[start]

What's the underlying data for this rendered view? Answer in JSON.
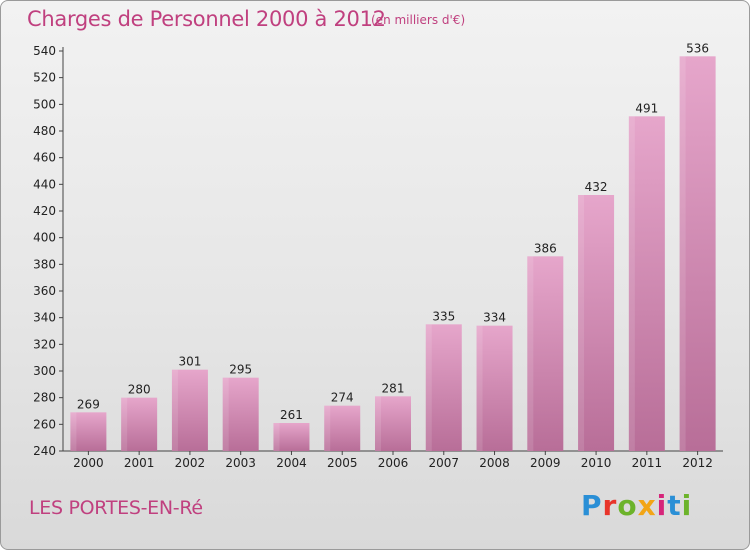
{
  "title": "Charges de Personnel 2000 à 2012",
  "subtitle": "(en milliers d'€)",
  "commune": "LES PORTES-EN-Ré",
  "logo": {
    "letters": [
      "P",
      "r",
      "o",
      "x",
      "i",
      "t",
      "i"
    ],
    "colors": [
      "#2a8fd6",
      "#e8342a",
      "#6cb32a",
      "#f2a516",
      "#d6257a",
      "#2a8fd6",
      "#6cb32a"
    ]
  },
  "colors": {
    "bar": "#cc7aa6",
    "bar_light": "#e6a6c8",
    "accent": "#c0407f"
  },
  "chart_data": {
    "type": "bar",
    "categories": [
      "2000",
      "2001",
      "2002",
      "2003",
      "2004",
      "2005",
      "2006",
      "2007",
      "2008",
      "2009",
      "2010",
      "2011",
      "2012"
    ],
    "values": [
      269,
      280,
      301,
      295,
      261,
      274,
      281,
      335,
      334,
      386,
      432,
      491,
      536
    ],
    "ylim": [
      240,
      540
    ],
    "yticks": [
      240,
      260,
      280,
      300,
      320,
      340,
      360,
      380,
      400,
      420,
      440,
      460,
      480,
      500,
      520,
      540
    ],
    "grid": false,
    "title": "Charges de Personnel 2000 à 2012",
    "xlabel": "",
    "ylabel": ""
  }
}
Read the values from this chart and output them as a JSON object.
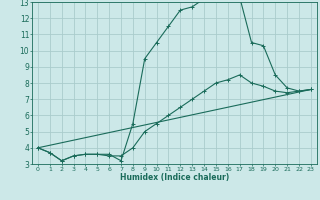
{
  "title": "",
  "xlabel": "Humidex (Indice chaleur)",
  "background_color": "#cce8e8",
  "grid_color": "#aacccc",
  "line_color": "#1a6b5a",
  "xlim": [
    -0.5,
    23.5
  ],
  "ylim": [
    3,
    13
  ],
  "xticks": [
    0,
    1,
    2,
    3,
    4,
    5,
    6,
    7,
    8,
    9,
    10,
    11,
    12,
    13,
    14,
    15,
    16,
    17,
    18,
    19,
    20,
    21,
    22,
    23
  ],
  "yticks": [
    3,
    4,
    5,
    6,
    7,
    8,
    9,
    10,
    11,
    12,
    13
  ],
  "line1_x": [
    0,
    1,
    2,
    3,
    4,
    5,
    6,
    7,
    8,
    9,
    10,
    11,
    12,
    13,
    14,
    15,
    16,
    17,
    18,
    19,
    20,
    21,
    22,
    23
  ],
  "line1_y": [
    4.0,
    3.7,
    3.2,
    3.5,
    3.6,
    3.6,
    3.6,
    3.2,
    5.5,
    9.5,
    10.5,
    11.5,
    12.5,
    12.7,
    13.2,
    13.4,
    13.2,
    13.3,
    10.5,
    10.3,
    8.5,
    7.7,
    7.5,
    7.6
  ],
  "line2_x": [
    0,
    1,
    2,
    3,
    4,
    5,
    6,
    7,
    8,
    9,
    10,
    11,
    12,
    13,
    14,
    15,
    16,
    17,
    18,
    19,
    20,
    21,
    22,
    23
  ],
  "line2_y": [
    4.0,
    3.7,
    3.2,
    3.5,
    3.6,
    3.6,
    3.5,
    3.5,
    4.0,
    5.0,
    5.5,
    6.0,
    6.5,
    7.0,
    7.5,
    8.0,
    8.2,
    8.5,
    8.0,
    7.8,
    7.5,
    7.4,
    7.5,
    7.6
  ],
  "line3_x": [
    0,
    23
  ],
  "line3_y": [
    4.0,
    7.6
  ],
  "xlabel_fontsize": 5.5,
  "tick_fontsize_x": 4.5,
  "tick_fontsize_y": 5.5
}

[end]

Work to do
Search the lines for "Charges". Copy each line that has it.

Solution below
  "title": "Charges de Personnel 2000 à 2012",
    "title": "Charges de Personnel 2000 à 2012",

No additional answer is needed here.